Source text:
The theoretical framework of this study is based on the reflective model by Wallace (1991), which highlights the view that teachers develop through continuous reflection on the teaching that they observe or perform, presupposing an enquiring attitude toward the nature of pedagogic events. By critically examining their values in classroom actions, prospective teachers can become more aware of the possible convergence and disparity between their beliefs and practice such that their belief system can be constructed and transformed to guide their teaching (Farrell, 2007). From a socio-cultural perspective, student teachers’ beliefs can undergo various changes through their interaction and practice during the practicum (Ng, Nicholas & Williams, 2010; Stuart & Thurlow, 2000). Nevertheless, there is a paucity of research on the context and process of the changes that pre-service teachers experience during school placement. Thus, the objective of this study was to determine how classroom observations affect pre-service EFL teachers’ understanding of the teaching profession. We therefore posed the following research questions: (a) What gain in teaching knowledge does a two-month classroom observation experience produce? (b) What classroom observation processes do pre-service English teachers undergo during a two-month classroom observa-tion period?

Given entries:
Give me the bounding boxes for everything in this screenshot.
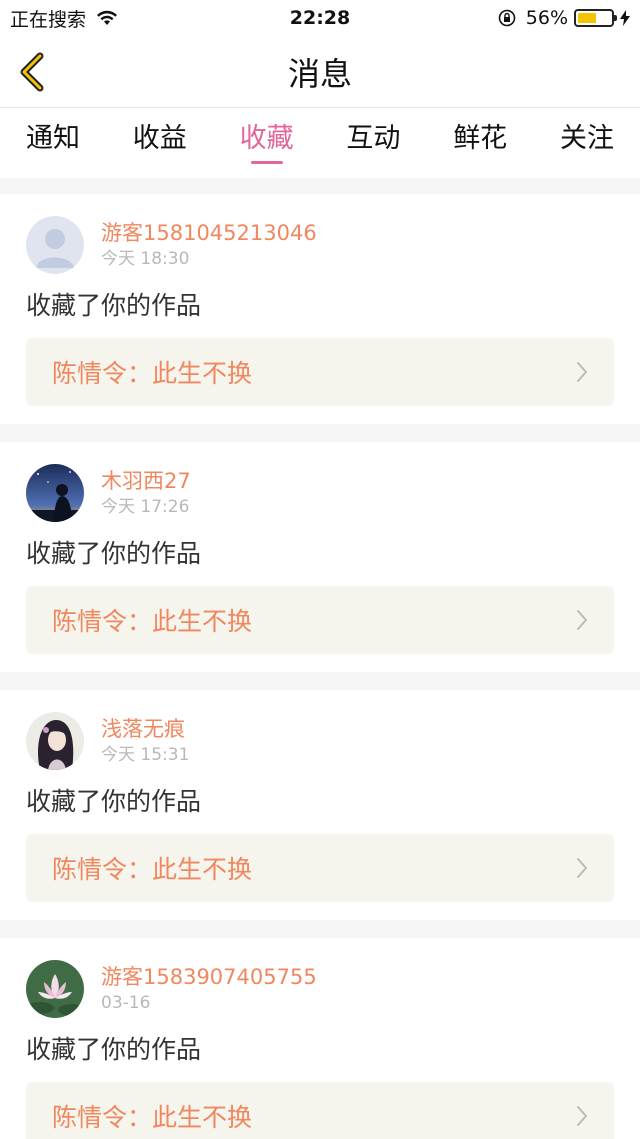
timestamp: 今天 15:31 (101, 745, 190, 765)
message-card: 游客1581045213046 今天 18:30 收藏了你的作品 陈情令：此生不… (0, 194, 640, 424)
avatar[interactable] (26, 960, 84, 1018)
chevron-right-icon (577, 1106, 587, 1126)
username[interactable]: 游客1583907405755 (101, 963, 317, 991)
message-card: 游客1583907405755 03-16 收藏了你的作品 陈情令：此生不换 (0, 938, 640, 1139)
timestamp: 今天 17:26 (101, 497, 190, 517)
work-link[interactable]: 陈情令：此生不换 (26, 338, 614, 406)
message-meta: 木羽西27 今天 17:26 (101, 467, 191, 519)
message-header: 木羽西27 今天 17:26 (26, 464, 614, 522)
carrier-text: 正在搜索 (10, 8, 87, 31)
work-title: 陈情令：此生不换 (52, 1103, 253, 1132)
tab-earnings[interactable]: 收益 (133, 116, 187, 168)
message-meta: 游客1581045213046 今天 18:30 (101, 219, 317, 271)
status-bar: 正在搜索 22:28 56% (0, 0, 640, 36)
message-list: 游客1581045213046 今天 18:30 收藏了你的作品 陈情令：此生不… (0, 178, 640, 1139)
wifi-icon (97, 10, 118, 25)
action-text: 收藏了你的作品 (26, 291, 202, 320)
chevron-right-icon (577, 858, 587, 878)
chevron-left-icon (20, 52, 44, 92)
charging-bolt-icon (620, 10, 630, 26)
message-header: 游客1581045213046 今天 18:30 (26, 216, 614, 274)
chevron-right-icon (577, 362, 587, 382)
action-text: 收藏了你的作品 (26, 539, 202, 568)
battery-level (578, 13, 596, 23)
work-title: 陈情令：此生不换 (52, 359, 253, 388)
tab-favorites[interactable]: 收藏 (240, 116, 294, 168)
work-link[interactable]: 陈情令：此生不换 (26, 834, 614, 902)
message-card: 浅落无痕 今天 15:31 收藏了你的作品 陈情令：此生不换 (0, 690, 640, 920)
status-right: 56% (498, 7, 630, 29)
avatar[interactable] (26, 464, 84, 522)
work-title: 陈情令：此生不换 (52, 855, 253, 884)
tab-label: 收益 (132, 123, 187, 154)
message-header: 游客1583907405755 03-16 (26, 960, 614, 1018)
battery-percent: 56% (525, 7, 568, 29)
work-link[interactable]: 陈情令：此生不换 (26, 1082, 614, 1139)
work-link[interactable]: 陈情令：此生不换 (26, 586, 614, 654)
work-title: 陈情令：此生不换 (52, 607, 253, 636)
tab-label: 通知 (26, 123, 80, 154)
tab-label: 鲜花 (453, 123, 508, 154)
message-card: 木羽西27 今天 17:26 收藏了你的作品 陈情令：此生不换 (0, 442, 640, 672)
tab-follows[interactable]: 关注 (560, 116, 614, 168)
username[interactable]: 游客1581045213046 (101, 219, 317, 247)
nav-bar: 消息 (0, 36, 640, 108)
tab-label: 互动 (346, 123, 401, 154)
anime-girl-avatar-icon (26, 712, 84, 770)
username[interactable]: 木羽西27 (101, 467, 191, 495)
lotus-avatar-icon (26, 960, 84, 1018)
tab-bar: 通知 收益 收藏 互动 鲜花 关注 (0, 108, 640, 178)
tab-interactions[interactable]: 互动 (346, 116, 400, 168)
tab-flowers[interactable]: 鲜花 (453, 116, 507, 168)
orientation-lock-icon (498, 9, 516, 27)
message-header: 浅落无痕 今天 15:31 (26, 712, 614, 770)
avatar[interactable] (26, 216, 84, 274)
message-meta: 游客1583907405755 03-16 (101, 963, 317, 1015)
chevron-right-icon (577, 610, 587, 630)
action-text: 收藏了你的作品 (26, 787, 202, 816)
tab-label: 关注 (559, 123, 614, 154)
action-text: 收藏了你的作品 (26, 1035, 202, 1064)
tab-notifications[interactable]: 通知 (26, 116, 80, 168)
timestamp: 今天 18:30 (101, 249, 190, 269)
message-meta: 浅落无痕 今天 15:31 (101, 715, 189, 767)
active-tab-indicator (250, 161, 283, 164)
username[interactable]: 浅落无痕 (101, 715, 189, 743)
timestamp: 03-16 (101, 993, 151, 1013)
page-title: 消息 (287, 54, 352, 93)
tab-label: 收藏 (239, 123, 294, 154)
default-avatar-icon (26, 216, 84, 274)
battery-icon (574, 9, 617, 27)
status-left: 正在搜索 (10, 5, 118, 32)
avatar[interactable] (26, 712, 84, 770)
back-button[interactable] (14, 52, 50, 92)
night-silhouette-avatar-icon (26, 464, 84, 522)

Requests:
a) Answer these questions from the source text on pre-service EFL teachers, one answer per line, marked like the questions:
(i) On which model is the theoretical framework of the study based?
(ii) How long is the classroom observation period named in the research questions?
(iii) Research on what is said to be scarce?
b) In the listing, replace "chevron-right-icon" with "arrow-right-icon" and leave everything else unchanged. Work only on the part that opens with the line containing "timestamp: 今天 15:31 (101, 745, 190, 765)" and closes with the line containing "action-text: 收藏了你的作品 (26, 539, 202, 568)", and return those lines alone.

Outputs by task:
a)
(i) The reflective model by Wallace (1991).
(ii) Two months.
(iii) The context and process of the changes that pre-service teachers experience during school placement.

b)
timestamp: 今天 15:31 (101, 745, 190, 765)
message-card: 游客1581045213046 今天 18:30 收藏了你的作品 陈情令：此生不… (0, 194, 640, 424)
avatar[interactable] (26, 960, 84, 1018)
arrow-right-icon (577, 1106, 587, 1126)
username[interactable]: 游客1583907405755 (101, 963, 317, 991)
message-card: 游客1583907405755 03-16 收藏了你的作品 陈情令：此生不换 (0, 938, 640, 1139)
timestamp: 今天 17:26 (101, 497, 190, 517)
work-link[interactable]: 陈情令：此生不换 (26, 338, 614, 406)
message-meta: 木羽西27 今天 17:26 (101, 467, 191, 519)
message-header: 木羽西27 今天 17:26 (26, 464, 614, 522)
carrier-text: 正在搜索 (10, 8, 87, 31)
work-title: 陈情令：此生不换 (52, 1103, 253, 1132)
tab-earnings[interactable]: 收益 (133, 116, 187, 168)
message-meta: 游客1581045213046 今天 18:30 (101, 219, 317, 271)
status-bar: 正在搜索 22:28 56% (0, 0, 640, 36)
message-list: 游客1581045213046 今天 18:30 收藏了你的作品 陈情令：此生不… (0, 178, 640, 1139)
wifi-icon (97, 10, 118, 25)
action-text: 收藏了你的作品 (26, 291, 202, 320)
arrow-right-icon (577, 858, 587, 878)
chevron-left-icon (20, 52, 44, 92)
charging-bolt-icon (620, 10, 630, 26)
message-header: 游客1581045213046 今天 18:30 (26, 216, 614, 274)
arrow-right-icon (577, 362, 587, 382)
action-text: 收藏了你的作品 (26, 539, 202, 568)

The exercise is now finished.